===== Working data =====

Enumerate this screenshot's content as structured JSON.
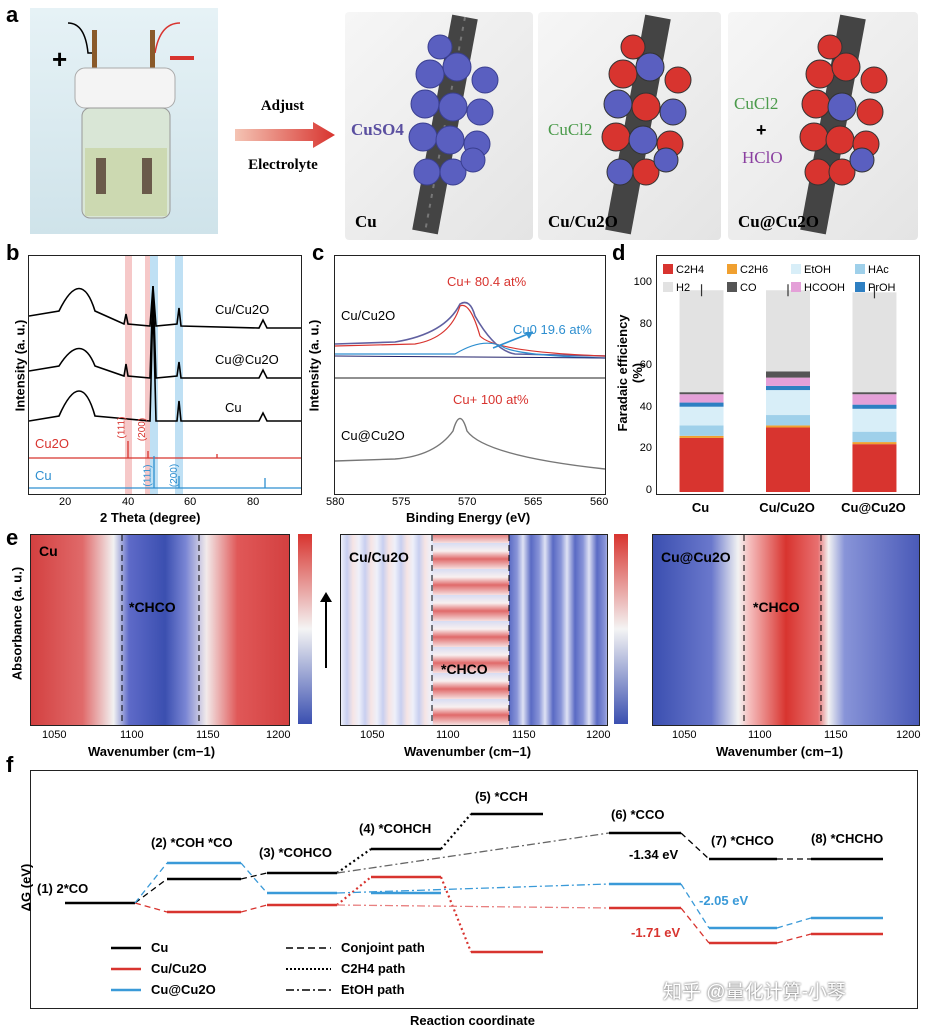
{
  "panel_labels": {
    "a": "a",
    "b": "b",
    "c": "c",
    "d": "d",
    "e": "e",
    "f": "f"
  },
  "panel_a": {
    "arrow_top": "Adjust",
    "arrow_bottom": "Electrolyte",
    "cells": [
      {
        "electrolyte": "CuSO4",
        "electrolyte_sub": "",
        "product": "Cu",
        "color": "#5a4fa0"
      },
      {
        "electrolyte": "CuCl2",
        "electrolyte_sub": "",
        "product": "Cu/Cu2O",
        "color": "#4a9a4a"
      },
      {
        "electrolyte": "CuCl2",
        "extra": "HClO",
        "plus": "+",
        "product": "Cu@Cu2O",
        "color": "#4a9a4a",
        "extra_color": "#8a3fa0"
      }
    ]
  },
  "panel_b": {
    "ylabel": "Intensity (a. u.)",
    "xlabel": "2 Theta (degree)",
    "xticks": [
      "20",
      "40",
      "60",
      "80"
    ],
    "traces": [
      "Cu/Cu2O",
      "Cu@Cu2O",
      "Cu"
    ],
    "ref_cu2o": "Cu2O",
    "ref_cu": "Cu",
    "peaks": [
      "(111)",
      "(200)",
      "(111)",
      "(200)"
    ]
  },
  "panel_c": {
    "ylabel": "Intensity (a. u.)",
    "xlabel": "Binding Energy (eV)",
    "xticks": [
      "580",
      "575",
      "570",
      "565",
      "560"
    ],
    "top_sample": "Cu/Cu2O",
    "bottom_sample": "Cu@Cu2O",
    "cu_plus_top": "Cu+ 80.4 at%",
    "cu0": "Cu0 19.6 at%",
    "cu_plus_bottom": "Cu+ 100 at%"
  },
  "chart_data": {
    "type": "bar",
    "title": "",
    "ylabel": "Faradaic efficiency (%)",
    "xlabel": "",
    "categories": [
      "Cu",
      "Cu/Cu2O",
      "Cu@Cu2O"
    ],
    "yticks": [
      "0",
      "20",
      "40",
      "60",
      "80",
      "100"
    ],
    "ylim": [
      0,
      100
    ],
    "legend": [
      "C2H4",
      "C2H6",
      "EtOH",
      "HAc",
      "H2",
      "CO",
      "HCOOH",
      "PrOH"
    ],
    "series": [
      {
        "name": "C2H4",
        "values": [
          26,
          31,
          23
        ],
        "color": "#d8342f"
      },
      {
        "name": "C2H6",
        "values": [
          1,
          1,
          1
        ],
        "color": "#f0a030"
      },
      {
        "name": "HAc",
        "values": [
          5,
          5,
          5
        ],
        "color": "#9fd0ea"
      },
      {
        "name": "EtOH",
        "values": [
          9,
          12,
          11
        ],
        "color": "#d8eef8"
      },
      {
        "name": "PrOH",
        "values": [
          2,
          2,
          2
        ],
        "color": "#2e7fc2"
      },
      {
        "name": "HCOOH",
        "values": [
          4,
          4,
          5
        ],
        "color": "#e4a0d8"
      },
      {
        "name": "CO",
        "values": [
          1,
          3,
          1
        ],
        "color": "#555555"
      },
      {
        "name": "H2",
        "values": [
          49,
          39,
          48
        ],
        "color": "#e2e2e2"
      }
    ]
  },
  "panel_e": {
    "ylabel": "Absorbance (a. u.)",
    "xlabel": "Wavenumber (cm−1)",
    "xticks": [
      "1050",
      "1100",
      "1150",
      "1200"
    ],
    "maps": [
      {
        "sample": "Cu",
        "band": "*CHCO"
      },
      {
        "sample": "Cu/Cu2O",
        "band": "*CHCO"
      },
      {
        "sample": "Cu@Cu2O",
        "band": "*CHCO"
      }
    ]
  },
  "panel_f": {
    "ylabel": "ΔG (eV)",
    "xlabel": "Reaction coordinate",
    "states": [
      "(1) 2*CO",
      "(2) *COH *CO",
      "(3) *COHCO",
      "(4) *COHCH",
      "(5) *CCH",
      "(6) *CCO",
      "(7) *CHCO",
      "(8) *CHCHO"
    ],
    "energies": [
      "-1.34 eV",
      "-2.05 eV",
      "-1.71 eV"
    ],
    "legend_samples": [
      "Cu",
      "Cu/Cu2O",
      "Cu@Cu2O"
    ],
    "legend_paths": [
      "Conjoint path",
      "C2H4  path",
      "EtOH path"
    ]
  },
  "watermark": "知乎 @量化计算-小琴"
}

=====

• _Written problem_
Return the material exactly as given, apart from the pictures.

• _Final result_
Enumerate this screenshot's content as structured JSON.
{
  "panel_labels": {
    "a": "a",
    "b": "b",
    "c": "c",
    "d": "d",
    "e": "e",
    "f": "f"
  },
  "panel_a": {
    "arrow_top": "Adjust",
    "arrow_bottom": "Electrolyte",
    "cells": [
      {
        "electrolyte": "CuSO4",
        "electrolyte_sub": "",
        "product": "Cu",
        "color": "#5a4fa0"
      },
      {
        "electrolyte": "CuCl2",
        "electrolyte_sub": "",
        "product": "Cu/Cu2O",
        "color": "#4a9a4a"
      },
      {
        "electrolyte": "CuCl2",
        "extra": "HClO",
        "plus": "+",
        "product": "Cu@Cu2O",
        "color": "#4a9a4a",
        "extra_color": "#8a3fa0"
      }
    ]
  },
  "panel_b": {
    "ylabel": "Intensity (a. u.)",
    "xlabel": "2 Theta (degree)",
    "xticks": [
      "20",
      "40",
      "60",
      "80"
    ],
    "traces": [
      "Cu/Cu2O",
      "Cu@Cu2O",
      "Cu"
    ],
    "ref_cu2o": "Cu2O",
    "ref_cu": "Cu",
    "peaks": [
      "(111)",
      "(200)",
      "(111)",
      "(200)"
    ]
  },
  "panel_c": {
    "ylabel": "Intensity (a. u.)",
    "xlabel": "Binding Energy (eV)",
    "xticks": [
      "580",
      "575",
      "570",
      "565",
      "560"
    ],
    "top_sample": "Cu/Cu2O",
    "bottom_sample": "Cu@Cu2O",
    "cu_plus_top": "Cu+ 80.4 at%",
    "cu0": "Cu0 19.6 at%",
    "cu_plus_bottom": "Cu+ 100 at%"
  },
  "chart_data": {
    "type": "bar",
    "title": "",
    "ylabel": "Faradaic efficiency (%)",
    "xlabel": "",
    "categories": [
      "Cu",
      "Cu/Cu2O",
      "Cu@Cu2O"
    ],
    "yticks": [
      "0",
      "20",
      "40",
      "60",
      "80",
      "100"
    ],
    "ylim": [
      0,
      100
    ],
    "legend": [
      "C2H4",
      "C2H6",
      "EtOH",
      "HAc",
      "H2",
      "CO",
      "HCOOH",
      "PrOH"
    ],
    "series": [
      {
        "name": "C2H4",
        "values": [
          26,
          31,
          23
        ],
        "color": "#d8342f"
      },
      {
        "name": "C2H6",
        "values": [
          1,
          1,
          1
        ],
        "color": "#f0a030"
      },
      {
        "name": "HAc",
        "values": [
          5,
          5,
          5
        ],
        "color": "#9fd0ea"
      },
      {
        "name": "EtOH",
        "values": [
          9,
          12,
          11
        ],
        "color": "#d8eef8"
      },
      {
        "name": "PrOH",
        "values": [
          2,
          2,
          2
        ],
        "color": "#2e7fc2"
      },
      {
        "name": "HCOOH",
        "values": [
          4,
          4,
          5
        ],
        "color": "#e4a0d8"
      },
      {
        "name": "CO",
        "values": [
          1,
          3,
          1
        ],
        "color": "#555555"
      },
      {
        "name": "H2",
        "values": [
          49,
          39,
          48
        ],
        "color": "#e2e2e2"
      }
    ]
  },
  "panel_e": {
    "ylabel": "Absorbance (a. u.)",
    "xlabel": "Wavenumber (cm−1)",
    "xticks": [
      "1050",
      "1100",
      "1150",
      "1200"
    ],
    "maps": [
      {
        "sample": "Cu",
        "band": "*CHCO"
      },
      {
        "sample": "Cu/Cu2O",
        "band": "*CHCO"
      },
      {
        "sample": "Cu@Cu2O",
        "band": "*CHCO"
      }
    ]
  },
  "panel_f": {
    "ylabel": "ΔG (eV)",
    "xlabel": "Reaction coordinate",
    "states": [
      "(1) 2*CO",
      "(2) *COH *CO",
      "(3) *COHCO",
      "(4) *COHCH",
      "(5) *CCH",
      "(6) *CCO",
      "(7) *CHCO",
      "(8) *CHCHO"
    ],
    "energies": [
      "-1.34 eV",
      "-2.05 eV",
      "-1.71 eV"
    ],
    "legend_samples": [
      "Cu",
      "Cu/Cu2O",
      "Cu@Cu2O"
    ],
    "legend_paths": [
      "Conjoint path",
      "C2H4  path",
      "EtOH path"
    ]
  },
  "watermark": "知乎 @量化计算-小琴"
}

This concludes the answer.